EXERCISE INPUT:
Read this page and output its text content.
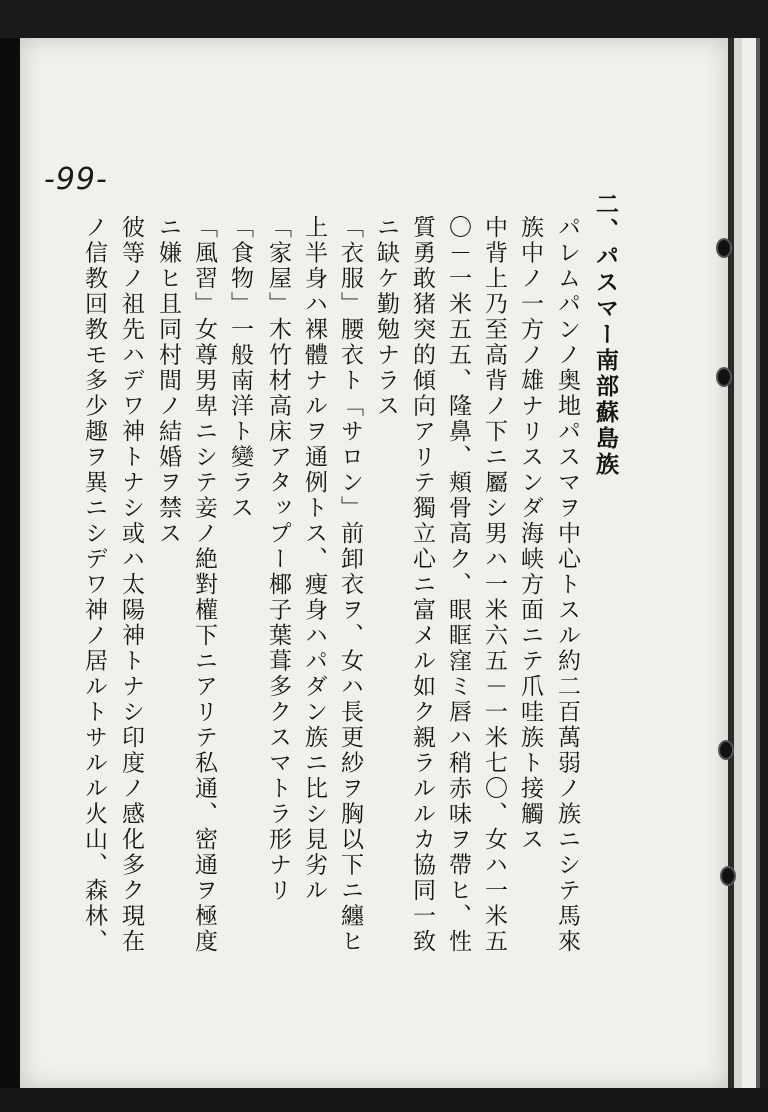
-99-
二、パスマー南部蘇島族
パレムパンノ奥地パスマヲ中心トスル約二百萬弱ノ族ニシテ馬來
族中ノ一方ノ雄ナリスンダ海峡方面ニテ爪哇族ト接觸ス
中背上乃至高背ノ下ニ屬シ男ハ一米六五－一米七〇、女ハ一米五
〇－一米五五、隆鼻、頬骨高ク、眼眶窪ミ唇ハ稍赤味ヲ帶ヒ、性
質勇敢猪突的傾向アリテ獨立心ニ富メル如ク親ラルルカ協同一致
ニ缺ケ勤勉ナラス
「衣服」腰衣ト「サロン」前卸衣ヲ、女ハ長更紗ヲ胸以下ニ纏ヒ
上半身ハ裸體ナルヲ通例トス、痩身ハパダン族ニ比シ見劣ル
「家屋」木竹材高床アタップー椰子葉葺多クスマトラ形ナリ
「食物」一般南洋ト變ラス
「風習」女尊男卑ニシテ妾ノ絶對權下ニアリテ私通、密通ヲ極度
ニ嫌ヒ且同村間ノ結婚ヲ禁ス
彼等ノ祖先ハデワ神トナシ或ハ太陽神トナシ印度ノ感化多ク現在
ノ信教回教モ多少趣ヲ異ニシデワ神ノ居ルトサルル火山、森林、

PROBLEM TO SOLVE: Your task is to copy the entries in full and exactly, without any images.

RESULT OF THE EXERCISE:
Read this page and output its text content.
-99-
二、パスマー南部蘇島族
パレムパンノ奥地パスマヲ中心トスル約二百萬弱ノ族ニシテ馬來
族中ノ一方ノ雄ナリスンダ海峡方面ニテ爪哇族ト接觸ス
中背上乃至高背ノ下ニ屬シ男ハ一米六五－一米七〇、女ハ一米五
〇－一米五五、隆鼻、頬骨高ク、眼眶窪ミ唇ハ稍赤味ヲ帶ヒ、性
質勇敢猪突的傾向アリテ獨立心ニ富メル如ク親ラルルカ協同一致
ニ缺ケ勤勉ナラス
「衣服」腰衣ト「サロン」前卸衣ヲ、女ハ長更紗ヲ胸以下ニ纏ヒ
上半身ハ裸體ナルヲ通例トス、痩身ハパダン族ニ比シ見劣ル
「家屋」木竹材高床アタップー椰子葉葺多クスマトラ形ナリ
「食物」一般南洋ト變ラス
「風習」女尊男卑ニシテ妾ノ絶對權下ニアリテ私通、密通ヲ極度
ニ嫌ヒ且同村間ノ結婚ヲ禁ス
彼等ノ祖先ハデワ神トナシ或ハ太陽神トナシ印度ノ感化多ク現在
ノ信教回教モ多少趣ヲ異ニシデワ神ノ居ルトサルル火山、森林、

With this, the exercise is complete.